EXERCISE TASK: Keep only the lines of the listing that include the word "leaseweb", and copy them.

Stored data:
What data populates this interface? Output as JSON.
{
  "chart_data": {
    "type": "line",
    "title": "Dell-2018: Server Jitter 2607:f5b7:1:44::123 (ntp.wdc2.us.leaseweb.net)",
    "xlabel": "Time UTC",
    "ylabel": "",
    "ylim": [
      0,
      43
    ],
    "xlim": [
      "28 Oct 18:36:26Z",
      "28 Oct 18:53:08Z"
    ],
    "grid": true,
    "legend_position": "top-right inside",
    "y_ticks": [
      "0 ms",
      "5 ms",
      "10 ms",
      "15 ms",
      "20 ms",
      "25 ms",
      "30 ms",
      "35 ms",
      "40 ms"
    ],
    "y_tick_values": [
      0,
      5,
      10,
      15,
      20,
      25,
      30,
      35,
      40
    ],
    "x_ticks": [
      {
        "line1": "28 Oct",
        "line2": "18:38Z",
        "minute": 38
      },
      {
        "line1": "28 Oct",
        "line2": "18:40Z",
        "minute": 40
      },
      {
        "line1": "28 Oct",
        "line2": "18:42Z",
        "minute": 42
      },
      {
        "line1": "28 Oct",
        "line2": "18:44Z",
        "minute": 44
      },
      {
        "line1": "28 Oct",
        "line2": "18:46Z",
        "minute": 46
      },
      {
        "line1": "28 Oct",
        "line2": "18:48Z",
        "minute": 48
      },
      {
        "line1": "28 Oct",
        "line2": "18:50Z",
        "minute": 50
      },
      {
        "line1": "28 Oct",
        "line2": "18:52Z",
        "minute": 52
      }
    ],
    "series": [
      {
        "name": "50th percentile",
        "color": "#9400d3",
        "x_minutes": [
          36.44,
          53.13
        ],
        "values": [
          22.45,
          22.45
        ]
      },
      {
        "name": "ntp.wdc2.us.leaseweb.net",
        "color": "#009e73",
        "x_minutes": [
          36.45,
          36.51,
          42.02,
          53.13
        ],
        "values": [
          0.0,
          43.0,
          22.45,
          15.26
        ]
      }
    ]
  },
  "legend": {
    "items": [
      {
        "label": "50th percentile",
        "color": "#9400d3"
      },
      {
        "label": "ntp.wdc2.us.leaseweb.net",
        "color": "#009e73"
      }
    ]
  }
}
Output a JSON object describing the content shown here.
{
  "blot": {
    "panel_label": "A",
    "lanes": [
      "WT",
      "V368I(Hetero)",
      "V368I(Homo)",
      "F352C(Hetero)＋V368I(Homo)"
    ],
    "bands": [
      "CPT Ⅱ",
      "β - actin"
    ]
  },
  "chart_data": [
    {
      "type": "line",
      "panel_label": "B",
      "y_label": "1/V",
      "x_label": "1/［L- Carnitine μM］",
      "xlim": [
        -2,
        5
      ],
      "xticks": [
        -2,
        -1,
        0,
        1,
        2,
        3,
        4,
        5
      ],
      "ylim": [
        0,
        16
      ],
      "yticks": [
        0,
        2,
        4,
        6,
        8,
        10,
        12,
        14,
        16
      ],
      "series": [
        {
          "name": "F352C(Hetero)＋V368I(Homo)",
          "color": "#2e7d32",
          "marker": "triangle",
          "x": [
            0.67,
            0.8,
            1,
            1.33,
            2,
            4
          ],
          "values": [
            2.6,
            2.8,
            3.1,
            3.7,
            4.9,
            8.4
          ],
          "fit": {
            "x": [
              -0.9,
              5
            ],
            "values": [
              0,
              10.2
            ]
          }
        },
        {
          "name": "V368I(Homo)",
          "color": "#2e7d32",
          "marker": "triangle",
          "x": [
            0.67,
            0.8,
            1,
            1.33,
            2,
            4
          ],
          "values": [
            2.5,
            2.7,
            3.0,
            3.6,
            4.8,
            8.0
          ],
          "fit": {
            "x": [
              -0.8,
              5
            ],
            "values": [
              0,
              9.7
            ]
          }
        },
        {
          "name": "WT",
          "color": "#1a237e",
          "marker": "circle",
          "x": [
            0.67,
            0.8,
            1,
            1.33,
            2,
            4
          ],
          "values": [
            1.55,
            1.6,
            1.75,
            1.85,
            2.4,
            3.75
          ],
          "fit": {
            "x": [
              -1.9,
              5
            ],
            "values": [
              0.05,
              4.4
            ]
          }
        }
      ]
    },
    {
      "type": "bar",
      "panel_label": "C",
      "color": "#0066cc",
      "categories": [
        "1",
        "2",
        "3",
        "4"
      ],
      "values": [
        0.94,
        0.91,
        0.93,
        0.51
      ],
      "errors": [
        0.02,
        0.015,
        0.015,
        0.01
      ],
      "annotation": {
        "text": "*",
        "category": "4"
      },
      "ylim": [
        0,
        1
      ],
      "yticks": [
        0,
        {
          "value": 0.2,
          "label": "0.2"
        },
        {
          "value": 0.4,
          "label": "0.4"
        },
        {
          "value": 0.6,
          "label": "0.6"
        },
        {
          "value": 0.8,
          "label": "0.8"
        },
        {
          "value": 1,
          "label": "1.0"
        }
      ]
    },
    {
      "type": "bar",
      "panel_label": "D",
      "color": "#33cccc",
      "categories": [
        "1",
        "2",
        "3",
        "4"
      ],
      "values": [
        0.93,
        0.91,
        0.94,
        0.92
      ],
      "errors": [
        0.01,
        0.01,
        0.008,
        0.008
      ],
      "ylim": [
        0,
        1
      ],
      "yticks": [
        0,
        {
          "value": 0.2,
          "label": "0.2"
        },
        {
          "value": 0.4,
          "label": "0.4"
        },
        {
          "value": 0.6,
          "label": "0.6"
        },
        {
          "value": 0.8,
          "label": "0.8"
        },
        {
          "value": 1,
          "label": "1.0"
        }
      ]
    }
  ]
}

SOLUTION FOR THIS PROBLEM:
    "title": "Dell-2018: Server Jitter 2607:f5b7:1:44::123 (ntp.wdc2.us.leaseweb.net)",
        "name": "ntp.wdc2.us.leaseweb.net",
        "label": "ntp.wdc2.us.leaseweb.net",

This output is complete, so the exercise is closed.